(Collected data entries)

__________________________________________________

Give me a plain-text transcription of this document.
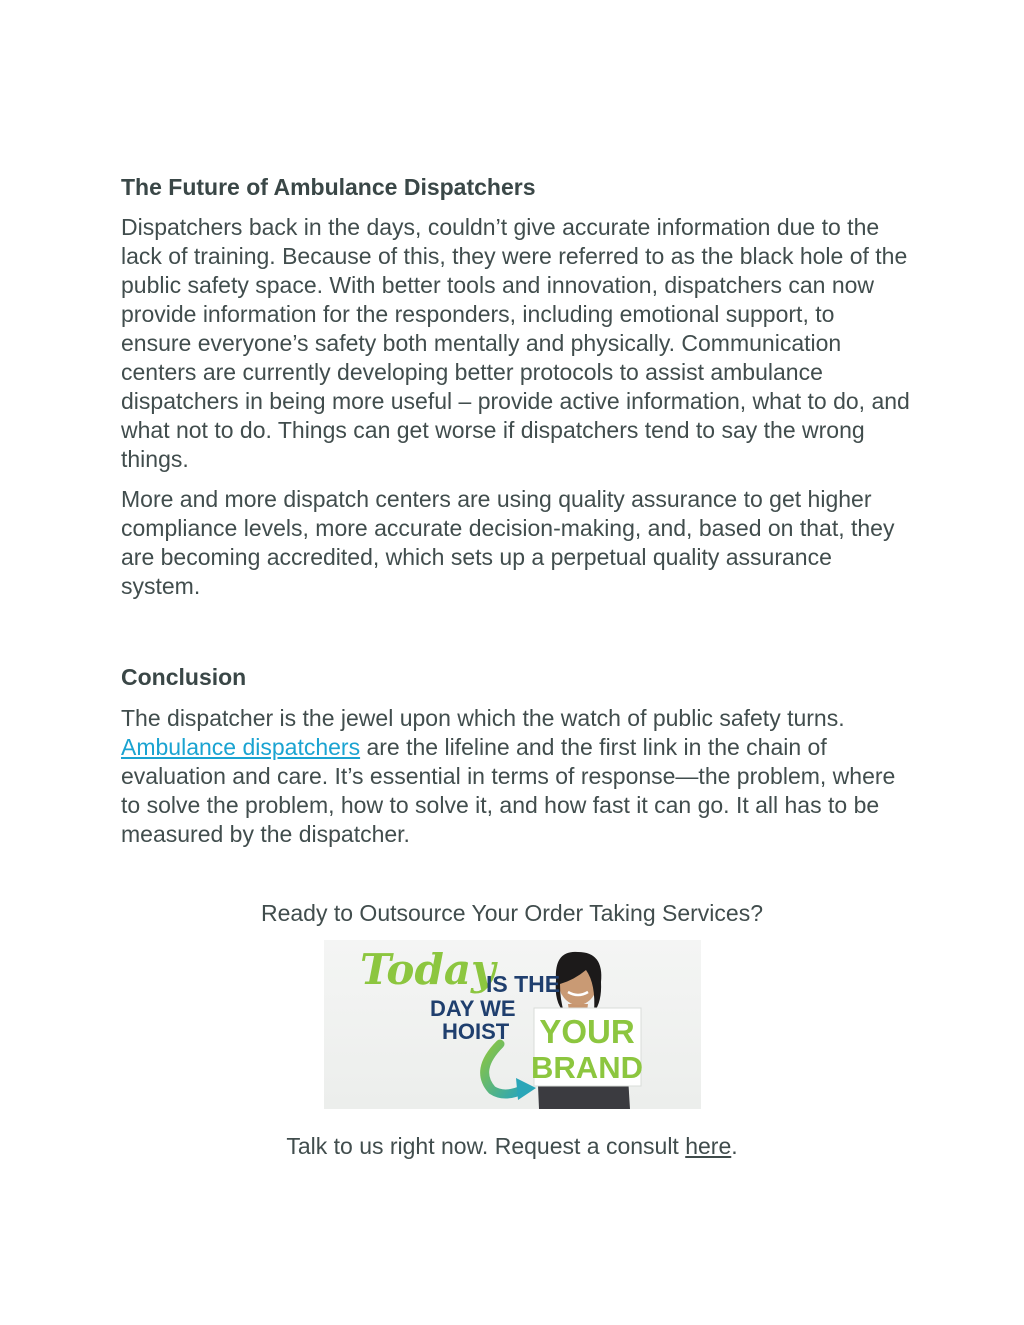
The Future of Ambulance Dispatchers

Dispatchers back in the days, couldn’t give accurate information due to the lack of training. Because of this, they were referred to as the black hole of the public safety space. With better tools and innovation, dispatchers can now provide information for the responders, including emotional support, to ensure everyone’s safety both mentally and physically. Communication centers are currently developing better protocols to assist ambulance dispatchers in being more useful – provide active information, what to do, and what not to do. Things can get worse if dispatchers tend to say the wrong things.

More and more dispatch centers are using quality assurance to get higher compliance levels, more accurate decision-making, and, based on that, they are becoming accredited, which sets up a perpetual quality assurance system.

Conclusion

The dispatcher is the jewel upon which the watch of public safety turns. Ambulance dispatchers are the lifeline and the first link in the chain of evaluation and care. It’s essential in terms of response—the problem, where to solve the problem, how to solve it, and how fast it can go. It all has to be measured by the dispatcher.

Ready to Outsource Your Order Taking Services?
YOUR
BRAND
Today
IS THE
DAY WE
HOIST
Talk to us right now. Request a consult here.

__________________________________________________

● **Exercise aim**:
Take the listing above and restate it word for word, without its pictures.

● **Task response**:
Give me a plain-text transcription of this document.
The Future of Ambulance Dispatchers

Dispatchers back in the days, couldn’t give accurate information due to the lack of training. Because of this, they were referred to as the black hole of the public safety space. With better tools and innovation, dispatchers can now provide information for the responders, including emotional support, to ensure everyone’s safety both mentally and physically. Communication centers are currently developing better protocols to assist ambulance dispatchers in being more useful – provide active information, what to do, and what not to do. Things can get worse if dispatchers tend to say the wrong things.

More and more dispatch centers are using quality assurance to get higher compliance levels, more accurate decision-making, and, based on that, they are becoming accredited, which sets up a perpetual quality assurance system.

Conclusion

The dispatcher is the jewel upon which the watch of public safety turns. Ambulance dispatchers are the lifeline and the first link in the chain of evaluation and care. It’s essential in terms of response—the problem, where to solve the problem, how to solve it, and how fast it can go. It all has to be measured by the dispatcher.

Ready to Outsource Your Order Taking Services?
YOUR
BRAND
Today
IS THE
DAY WE
HOIST
Talk to us right now. Request a consult here.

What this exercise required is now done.